■ **WHAT YOU SHOULD DO**
Wherever a line holds the string "Education", copy that line.

## Begin LISTING

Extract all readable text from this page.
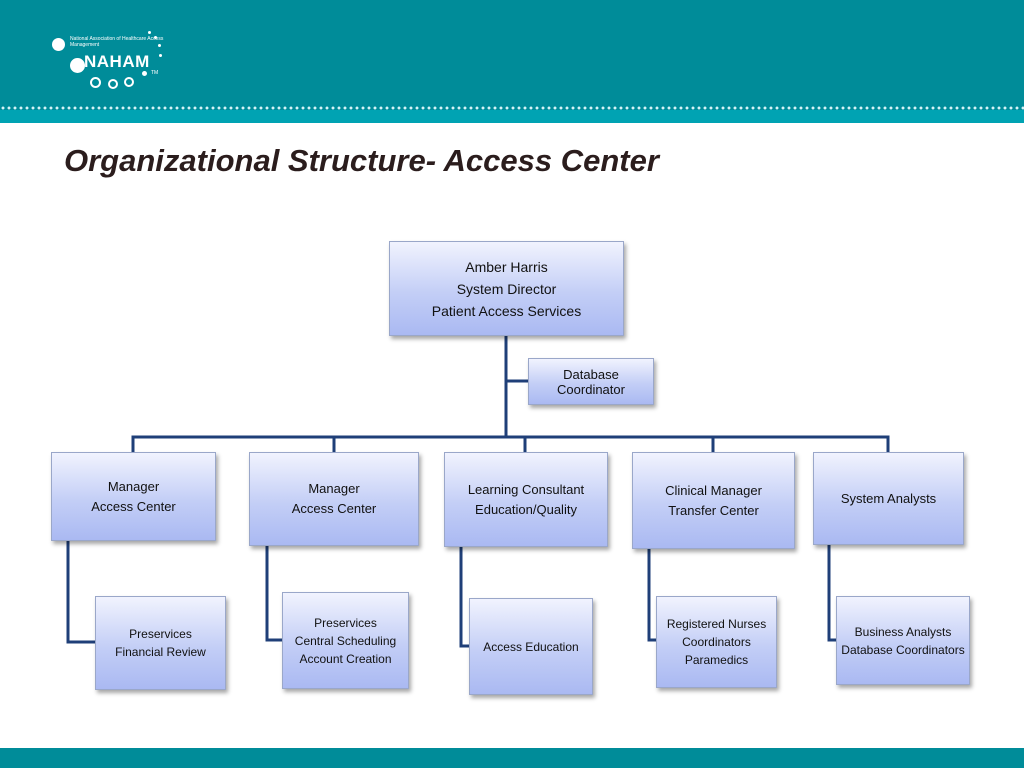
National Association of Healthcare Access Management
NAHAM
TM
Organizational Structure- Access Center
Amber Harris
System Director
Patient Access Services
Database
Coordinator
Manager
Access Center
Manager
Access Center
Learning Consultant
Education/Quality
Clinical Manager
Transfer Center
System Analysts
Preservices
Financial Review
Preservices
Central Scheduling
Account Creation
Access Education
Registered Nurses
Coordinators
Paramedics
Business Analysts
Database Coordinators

## End LISTING
## Begin LISTING

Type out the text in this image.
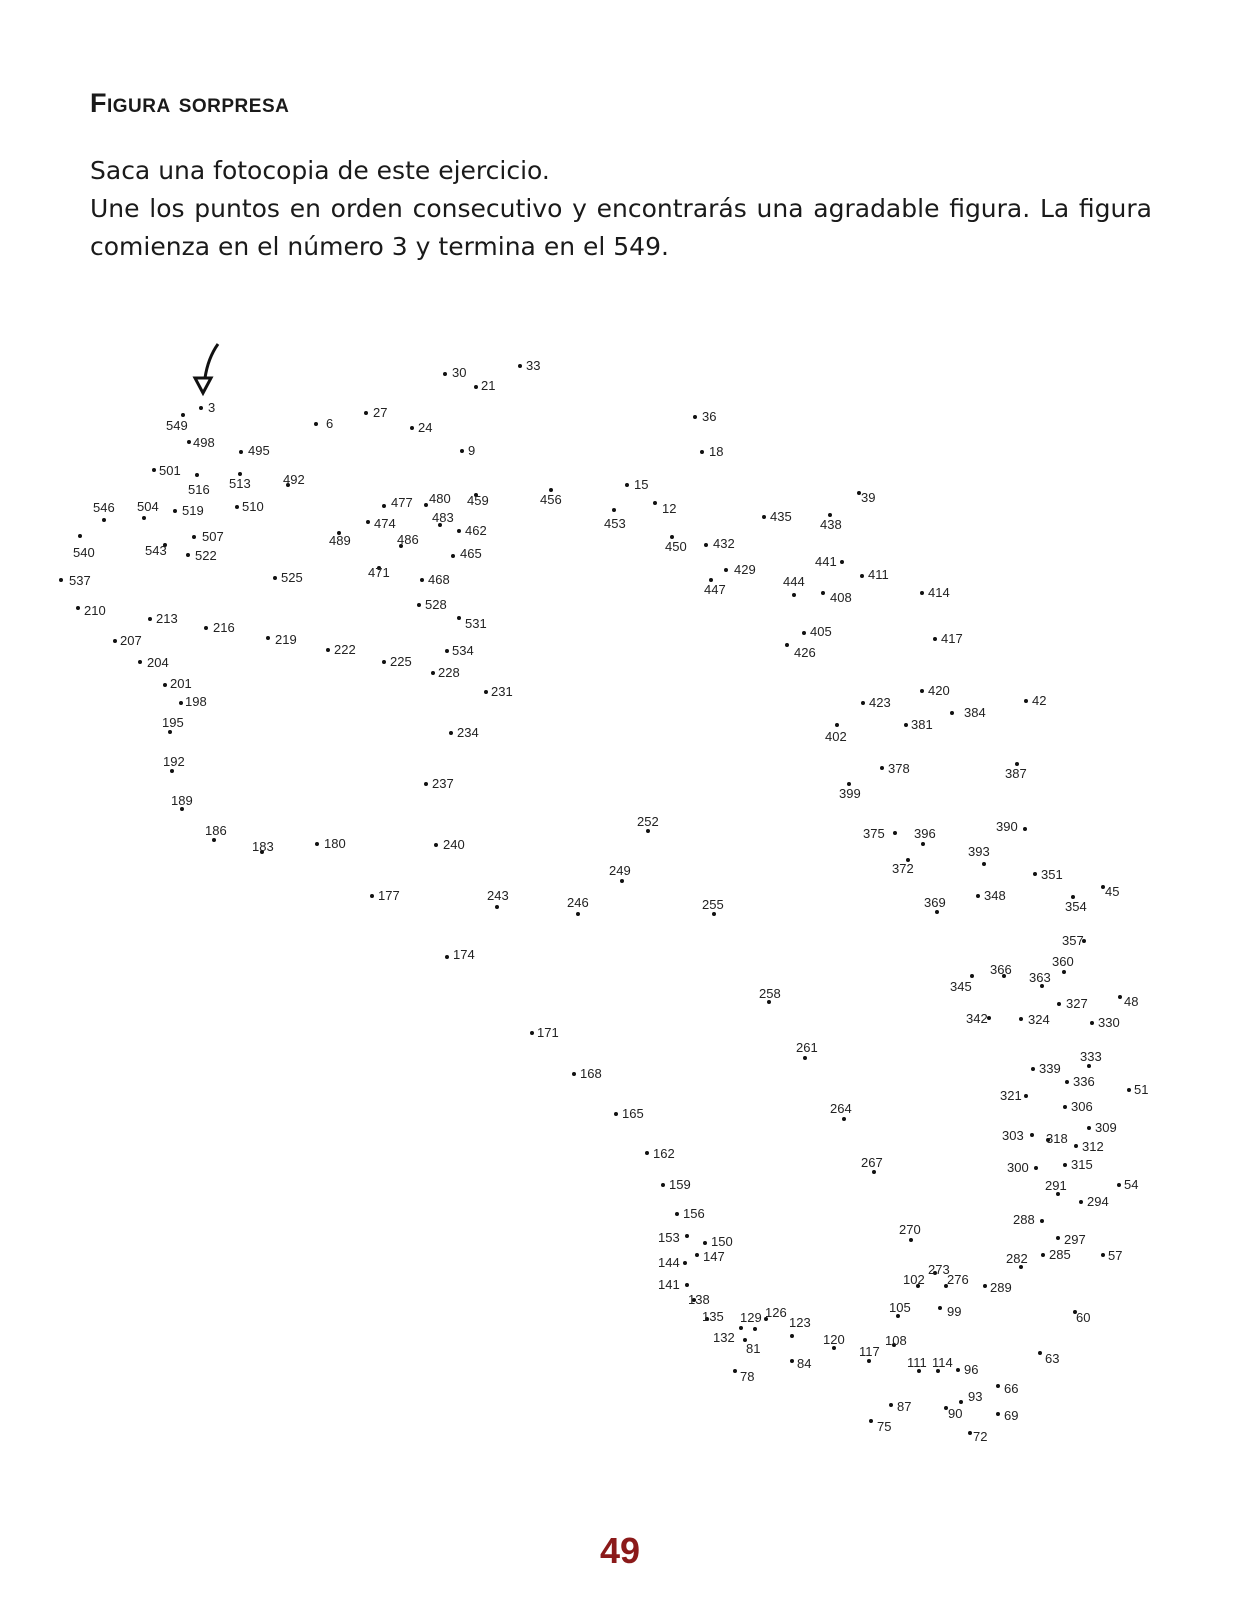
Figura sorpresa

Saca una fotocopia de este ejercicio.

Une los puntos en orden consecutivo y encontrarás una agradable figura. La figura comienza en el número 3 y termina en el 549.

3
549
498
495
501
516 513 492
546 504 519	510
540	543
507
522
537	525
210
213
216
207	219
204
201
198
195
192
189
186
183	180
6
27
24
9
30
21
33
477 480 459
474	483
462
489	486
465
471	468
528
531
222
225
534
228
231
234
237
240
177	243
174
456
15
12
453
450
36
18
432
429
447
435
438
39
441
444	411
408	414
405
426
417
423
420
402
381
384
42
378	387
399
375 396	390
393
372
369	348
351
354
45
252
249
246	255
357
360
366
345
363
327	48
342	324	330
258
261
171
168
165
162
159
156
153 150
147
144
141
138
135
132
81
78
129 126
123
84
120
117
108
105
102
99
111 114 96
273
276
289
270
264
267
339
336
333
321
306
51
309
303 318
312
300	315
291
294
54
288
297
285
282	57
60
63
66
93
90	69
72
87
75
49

## End LISTING

■ **EXERCISE OUTPUT**
Education/Quality
Access Education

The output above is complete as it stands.